§ **Do this**
Copy each of the entries below faithfully, setting aside any pictures.

** Start **

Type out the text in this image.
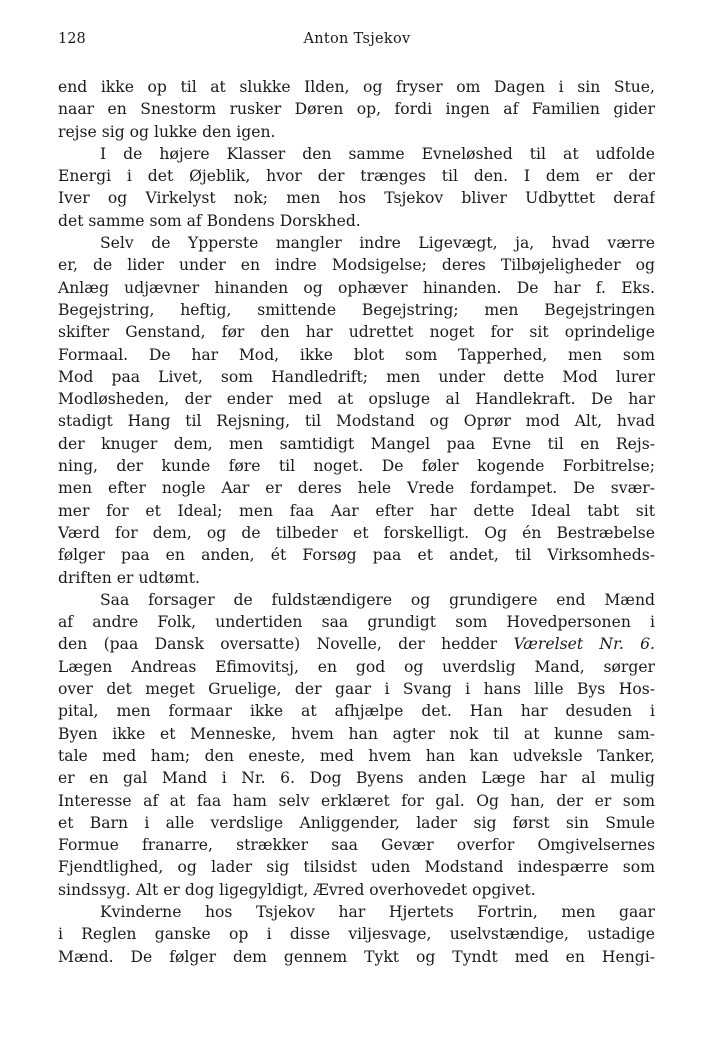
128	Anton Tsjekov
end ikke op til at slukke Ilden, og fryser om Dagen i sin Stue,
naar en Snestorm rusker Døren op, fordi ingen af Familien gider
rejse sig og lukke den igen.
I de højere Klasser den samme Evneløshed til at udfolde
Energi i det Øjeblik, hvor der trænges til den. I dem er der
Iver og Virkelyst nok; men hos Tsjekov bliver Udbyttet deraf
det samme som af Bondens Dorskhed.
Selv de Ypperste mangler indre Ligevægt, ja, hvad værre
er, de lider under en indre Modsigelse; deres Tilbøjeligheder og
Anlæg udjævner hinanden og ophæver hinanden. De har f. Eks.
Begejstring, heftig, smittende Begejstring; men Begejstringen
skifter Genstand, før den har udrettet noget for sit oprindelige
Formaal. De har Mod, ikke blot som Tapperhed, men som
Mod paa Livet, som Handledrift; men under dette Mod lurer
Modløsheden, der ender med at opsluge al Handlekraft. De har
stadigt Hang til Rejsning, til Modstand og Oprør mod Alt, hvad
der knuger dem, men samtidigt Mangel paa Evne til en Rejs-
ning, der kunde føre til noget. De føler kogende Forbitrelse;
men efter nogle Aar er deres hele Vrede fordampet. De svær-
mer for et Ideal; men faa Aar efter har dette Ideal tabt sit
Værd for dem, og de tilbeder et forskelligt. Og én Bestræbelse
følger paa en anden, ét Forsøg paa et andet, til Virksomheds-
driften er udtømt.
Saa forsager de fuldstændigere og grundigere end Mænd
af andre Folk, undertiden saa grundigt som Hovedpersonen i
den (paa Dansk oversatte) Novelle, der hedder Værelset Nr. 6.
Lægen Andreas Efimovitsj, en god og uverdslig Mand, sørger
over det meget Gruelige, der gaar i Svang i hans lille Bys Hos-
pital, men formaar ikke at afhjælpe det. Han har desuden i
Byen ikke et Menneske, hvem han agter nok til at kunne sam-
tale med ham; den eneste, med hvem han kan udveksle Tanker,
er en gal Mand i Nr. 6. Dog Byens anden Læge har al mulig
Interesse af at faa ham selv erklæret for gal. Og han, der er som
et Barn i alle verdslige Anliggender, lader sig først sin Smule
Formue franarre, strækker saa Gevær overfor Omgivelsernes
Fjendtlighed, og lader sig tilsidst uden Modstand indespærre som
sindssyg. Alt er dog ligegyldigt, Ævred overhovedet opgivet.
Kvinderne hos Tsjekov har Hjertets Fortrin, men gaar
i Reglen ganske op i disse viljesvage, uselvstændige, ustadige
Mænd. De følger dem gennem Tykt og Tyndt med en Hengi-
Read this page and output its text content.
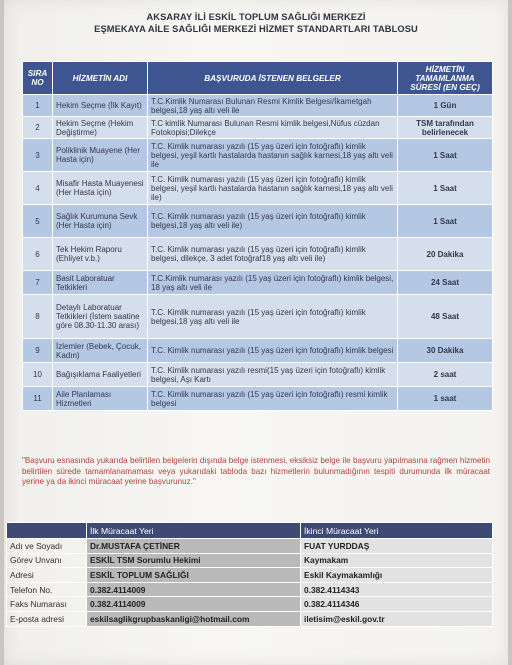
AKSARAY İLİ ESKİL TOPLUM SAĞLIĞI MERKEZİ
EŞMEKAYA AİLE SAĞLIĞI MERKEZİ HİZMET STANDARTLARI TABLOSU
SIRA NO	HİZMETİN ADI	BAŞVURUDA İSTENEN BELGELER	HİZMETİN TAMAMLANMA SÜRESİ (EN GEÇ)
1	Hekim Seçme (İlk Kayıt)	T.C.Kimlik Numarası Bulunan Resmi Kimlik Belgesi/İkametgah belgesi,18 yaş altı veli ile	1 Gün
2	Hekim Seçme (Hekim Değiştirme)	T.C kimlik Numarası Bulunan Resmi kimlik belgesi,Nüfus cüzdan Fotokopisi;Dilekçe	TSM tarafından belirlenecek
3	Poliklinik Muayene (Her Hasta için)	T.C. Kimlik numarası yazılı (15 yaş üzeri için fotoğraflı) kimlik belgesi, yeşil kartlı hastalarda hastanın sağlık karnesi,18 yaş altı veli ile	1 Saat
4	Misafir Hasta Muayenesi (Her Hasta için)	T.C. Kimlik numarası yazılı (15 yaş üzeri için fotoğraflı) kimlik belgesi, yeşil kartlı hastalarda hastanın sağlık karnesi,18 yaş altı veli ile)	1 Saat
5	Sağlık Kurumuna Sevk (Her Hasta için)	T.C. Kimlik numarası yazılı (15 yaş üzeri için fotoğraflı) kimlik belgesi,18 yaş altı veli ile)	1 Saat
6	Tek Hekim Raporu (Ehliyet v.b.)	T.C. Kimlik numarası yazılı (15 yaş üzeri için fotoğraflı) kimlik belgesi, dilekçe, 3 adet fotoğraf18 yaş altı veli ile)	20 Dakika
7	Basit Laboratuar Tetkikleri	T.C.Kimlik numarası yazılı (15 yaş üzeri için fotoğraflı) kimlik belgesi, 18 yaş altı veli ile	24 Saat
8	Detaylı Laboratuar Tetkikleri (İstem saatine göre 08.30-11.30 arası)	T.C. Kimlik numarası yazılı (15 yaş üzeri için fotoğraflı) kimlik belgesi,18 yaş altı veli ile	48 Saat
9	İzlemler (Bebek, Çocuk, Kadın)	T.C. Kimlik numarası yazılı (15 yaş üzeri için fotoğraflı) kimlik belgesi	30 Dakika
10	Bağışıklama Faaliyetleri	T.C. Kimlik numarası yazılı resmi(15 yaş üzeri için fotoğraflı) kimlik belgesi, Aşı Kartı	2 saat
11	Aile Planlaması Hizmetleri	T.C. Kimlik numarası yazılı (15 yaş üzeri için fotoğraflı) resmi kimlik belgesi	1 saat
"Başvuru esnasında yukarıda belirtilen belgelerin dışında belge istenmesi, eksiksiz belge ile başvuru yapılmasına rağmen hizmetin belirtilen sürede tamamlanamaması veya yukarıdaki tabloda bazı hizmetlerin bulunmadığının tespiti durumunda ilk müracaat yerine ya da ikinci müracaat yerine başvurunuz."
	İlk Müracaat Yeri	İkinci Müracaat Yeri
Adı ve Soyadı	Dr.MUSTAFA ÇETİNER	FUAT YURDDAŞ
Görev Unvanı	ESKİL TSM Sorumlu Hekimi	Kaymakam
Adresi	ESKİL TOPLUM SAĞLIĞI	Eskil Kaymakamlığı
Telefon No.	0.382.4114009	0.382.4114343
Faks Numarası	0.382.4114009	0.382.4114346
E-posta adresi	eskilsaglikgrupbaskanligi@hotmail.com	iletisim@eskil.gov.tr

** End **

§ **Result of the exercise**
Type out the text in this image.
128	Anton Tsjekov
end ikke op til at slukke Ilden, og fryser om Dagen i sin Stue,
naar en Snestorm rusker Døren op, fordi ingen af Familien gider
rejse sig og lukke den igen.
I de højere Klasser den samme Evneløshed til at udfolde
Energi i det Øjeblik, hvor der trænges til den. I dem er der
Iver og Virkelyst nok; men hos Tsjekov bliver Udbyttet deraf
det samme som af Bondens Dorskhed.
Selv de Ypperste mangler indre Ligevægt, ja, hvad værre
er, de lider under en indre Modsigelse; deres Tilbøjeligheder og
Anlæg udjævner hinanden og ophæver hinanden. De har f. Eks.
Begejstring, heftig, smittende Begejstring; men Begejstringen
skifter Genstand, før den har udrettet noget for sit oprindelige
Formaal. De har Mod, ikke blot som Tapperhed, men som
Mod paa Livet, som Handledrift; men under dette Mod lurer
Modløsheden, der ender med at opsluge al Handlekraft. De har
stadigt Hang til Rejsning, til Modstand og Oprør mod Alt, hvad
der knuger dem, men samtidigt Mangel paa Evne til en Rejs-
ning, der kunde føre til noget. De føler kogende Forbitrelse;
men efter nogle Aar er deres hele Vrede fordampet. De svær-
mer for et Ideal; men faa Aar efter har dette Ideal tabt sit
Værd for dem, og de tilbeder et forskelligt. Og én Bestræbelse
følger paa en anden, ét Forsøg paa et andet, til Virksomheds-
driften er udtømt.
Saa forsager de fuldstændigere og grundigere end Mænd
af andre Folk, undertiden saa grundigt som Hovedpersonen i
den (paa Dansk oversatte) Novelle, der hedder Værelset Nr. 6.
Lægen Andreas Efimovitsj, en god og uverdslig Mand, sørger
over det meget Gruelige, der gaar i Svang i hans lille Bys Hos-
pital, men formaar ikke at afhjælpe det. Han har desuden i
Byen ikke et Menneske, hvem han agter nok til at kunne sam-
tale med ham; den eneste, med hvem han kan udveksle Tanker,
er en gal Mand i Nr. 6. Dog Byens anden Læge har al mulig
Interesse af at faa ham selv erklæret for gal. Og han, der er som
et Barn i alle verdslige Anliggender, lader sig først sin Smule
Formue franarre, strækker saa Gevær overfor Omgivelsernes
Fjendtlighed, og lader sig tilsidst uden Modstand indespærre som
sindssyg. Alt er dog ligegyldigt, Ævred overhovedet opgivet.
Kvinderne hos Tsjekov har Hjertets Fortrin, men gaar
i Reglen ganske op i disse viljesvage, uselvstændige, ustadige
Mænd. De følger dem gennem Tykt og Tyndt med en Hengi-
Read this page and output its text content.
AKSARAY İLİ ESKİL TOPLUM SAĞLIĞI MERKEZİ
EŞMEKAYA AİLE SAĞLIĞI MERKEZİ HİZMET STANDARTLARI TABLOSU
SIRA NO	HİZMETİN ADI	BAŞVURUDA İSTENEN BELGELER	HİZMETİN TAMAMLANMA SÜRESİ (EN GEÇ)
1	Hekim Seçme (İlk Kayıt)	T.C.Kimlik Numarası Bulunan Resmi Kimlik Belgesi/İkametgah belgesi,18 yaş altı veli ile	1 Gün
2	Hekim Seçme (Hekim Değiştirme)	T.C kimlik Numarası Bulunan Resmi kimlik belgesi,Nüfus cüzdan Fotokopisi;Dilekçe	TSM tarafından belirlenecek
3	Poliklinik Muayene (Her Hasta için)	T.C. Kimlik numarası yazılı (15 yaş üzeri için fotoğraflı) kimlik belgesi, yeşil kartlı hastalarda hastanın sağlık karnesi,18 yaş altı veli ile	1 Saat
4	Misafir Hasta Muayenesi (Her Hasta için)	T.C. Kimlik numarası yazılı (15 yaş üzeri için fotoğraflı) kimlik belgesi, yeşil kartlı hastalarda hastanın sağlık karnesi,18 yaş altı veli ile)	1 Saat
5	Sağlık Kurumuna Sevk (Her Hasta için)	T.C. Kimlik numarası yazılı (15 yaş üzeri için fotoğraflı) kimlik belgesi,18 yaş altı veli ile)	1 Saat
6	Tek Hekim Raporu (Ehliyet v.b.)	T.C. Kimlik numarası yazılı (15 yaş üzeri için fotoğraflı) kimlik belgesi, dilekçe, 3 adet fotoğraf18 yaş altı veli ile)	20 Dakika
7	Basit Laboratuar Tetkikleri	T.C.Kimlik numarası yazılı (15 yaş üzeri için fotoğraflı) kimlik belgesi, 18 yaş altı veli ile	24 Saat
8	Detaylı Laboratuar Tetkikleri (İstem saatine göre 08.30-11.30 arası)	T.C. Kimlik numarası yazılı (15 yaş üzeri için fotoğraflı) kimlik belgesi,18 yaş altı veli ile	48 Saat
9	İzlemler (Bebek, Çocuk, Kadın)	T.C. Kimlik numarası yazılı (15 yaş üzeri için fotoğraflı) kimlik belgesi	30 Dakika
10	Bağışıklama Faaliyetleri	T.C. Kimlik numarası yazılı resmi(15 yaş üzeri için fotoğraflı) kimlik belgesi, Aşı Kartı	2 saat
11	Aile Planlaması Hizmetleri	T.C. Kimlik numarası yazılı (15 yaş üzeri için fotoğraflı) resmi kimlik belgesi	1 saat
"Başvuru esnasında yukarıda belirtilen belgelerin dışında belge istenmesi, eksiksiz belge ile başvuru yapılmasına rağmen hizmetin belirtilen sürede tamamlanamaması veya yukarıdaki tabloda bazı hizmetlerin bulunmadığının tespiti durumunda ilk müracaat yerine ya da ikinci müracaat yerine başvurunuz."
	İlk Müracaat Yeri	İkinci Müracaat Yeri
Adı ve Soyadı	Dr.MUSTAFA ÇETİNER	FUAT YURDDAŞ
Görev Unvanı	ESKİL TSM Sorumlu Hekimi	Kaymakam
Adresi	ESKİL TOPLUM SAĞLIĞI	Eskil Kaymakamlığı
Telefon No.	0.382.4114009	0.382.4114343
Faks Numarası	0.382.4114009	0.382.4114346
E-posta adresi	eskilsaglikgrupbaskanligi@hotmail.com	iletisim@eskil.gov.tr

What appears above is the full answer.